> [What the exercise asks]: Give the data below again, word for word.
※ ※ ※
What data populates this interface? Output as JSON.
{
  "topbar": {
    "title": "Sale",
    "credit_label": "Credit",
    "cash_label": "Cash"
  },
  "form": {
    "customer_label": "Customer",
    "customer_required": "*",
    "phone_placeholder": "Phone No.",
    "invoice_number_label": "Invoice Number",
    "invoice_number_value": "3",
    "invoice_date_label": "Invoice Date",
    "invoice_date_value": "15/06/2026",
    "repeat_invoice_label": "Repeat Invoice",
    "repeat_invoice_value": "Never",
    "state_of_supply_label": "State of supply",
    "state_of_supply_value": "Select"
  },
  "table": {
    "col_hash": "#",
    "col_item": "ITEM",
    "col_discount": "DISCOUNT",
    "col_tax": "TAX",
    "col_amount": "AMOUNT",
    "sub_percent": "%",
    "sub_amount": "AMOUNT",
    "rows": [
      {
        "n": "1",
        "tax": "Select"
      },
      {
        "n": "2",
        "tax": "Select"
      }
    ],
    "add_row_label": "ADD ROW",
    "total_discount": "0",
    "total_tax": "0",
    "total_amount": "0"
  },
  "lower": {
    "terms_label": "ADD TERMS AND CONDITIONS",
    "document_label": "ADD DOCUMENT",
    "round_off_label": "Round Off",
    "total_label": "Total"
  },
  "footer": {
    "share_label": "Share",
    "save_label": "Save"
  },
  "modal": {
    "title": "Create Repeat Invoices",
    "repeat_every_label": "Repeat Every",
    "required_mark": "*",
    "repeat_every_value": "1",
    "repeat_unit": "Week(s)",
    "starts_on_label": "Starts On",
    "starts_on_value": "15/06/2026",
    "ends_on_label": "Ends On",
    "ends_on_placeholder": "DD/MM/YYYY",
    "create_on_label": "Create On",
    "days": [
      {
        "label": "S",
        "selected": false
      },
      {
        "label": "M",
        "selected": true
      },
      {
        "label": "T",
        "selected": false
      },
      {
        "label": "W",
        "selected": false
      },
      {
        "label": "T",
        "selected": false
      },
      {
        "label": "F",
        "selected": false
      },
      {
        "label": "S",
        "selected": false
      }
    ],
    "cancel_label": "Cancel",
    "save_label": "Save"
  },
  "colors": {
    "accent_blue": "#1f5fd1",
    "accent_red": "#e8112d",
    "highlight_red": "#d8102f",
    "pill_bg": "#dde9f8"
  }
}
※ ※ ※
> [Full answer]:
What data populates this interface? Output as JSON.
{
  "topbar": {
    "title": "Sale",
    "credit_label": "Credit",
    "cash_label": "Cash"
  },
  "form": {
    "customer_label": "Customer",
    "customer_required": "*",
    "phone_placeholder": "Phone No.",
    "invoice_number_label": "Invoice Number",
    "invoice_number_value": "3",
    "invoice_date_label": "Invoice Date",
    "invoice_date_value": "15/06/2026",
    "repeat_invoice_label": "Repeat Invoice",
    "repeat_invoice_value": "Never",
    "state_of_supply_label": "State of supply",
    "state_of_supply_value": "Select"
  },
  "table": {
    "col_hash": "#",
    "col_item": "ITEM",
    "col_discount": "DISCOUNT",
    "col_tax": "TAX",
    "col_amount": "AMOUNT",
    "sub_percent": "%",
    "sub_amount": "AMOUNT",
    "rows": [
      {
        "n": "1",
        "tax": "Select"
      },
      {
        "n": "2",
        "tax": "Select"
      }
    ],
    "add_row_label": "ADD ROW",
    "total_discount": "0",
    "total_tax": "0",
    "total_amount": "0"
  },
  "lower": {
    "terms_label": "ADD TERMS AND CONDITIONS",
    "document_label": "ADD DOCUMENT",
    "round_off_label": "Round Off",
    "total_label": "Total"
  },
  "footer": {
    "share_label": "Share",
    "save_label": "Save"
  },
  "modal": {
    "title": "Create Repeat Invoices",
    "repeat_every_label": "Repeat Every",
    "required_mark": "*",
    "repeat_every_value": "1",
    "repeat_unit": "Week(s)",
    "starts_on_label": "Starts On",
    "starts_on_value": "15/06/2026",
    "ends_on_label": "Ends On",
    "ends_on_placeholder": "DD/MM/YYYY",
    "create_on_label": "Create On",
    "days": [
      {
        "label": "S",
        "selected": false
      },
      {
        "label": "M",
        "selected": true
      },
      {
        "label": "T",
        "selected": false
      },
      {
        "label": "W",
        "selected": false
      },
      {
        "label": "T",
        "selected": false
      },
      {
        "label": "F",
        "selected": false
      },
      {
        "label": "S",
        "selected": false
      }
    ],
    "cancel_label": "Cancel",
    "save_label": "Save"
  },
  "colors": {
    "accent_blue": "#1f5fd1",
    "accent_red": "#e8112d",
    "highlight_red": "#d8102f",
    "pill_bg": "#dde9f8"
  }
}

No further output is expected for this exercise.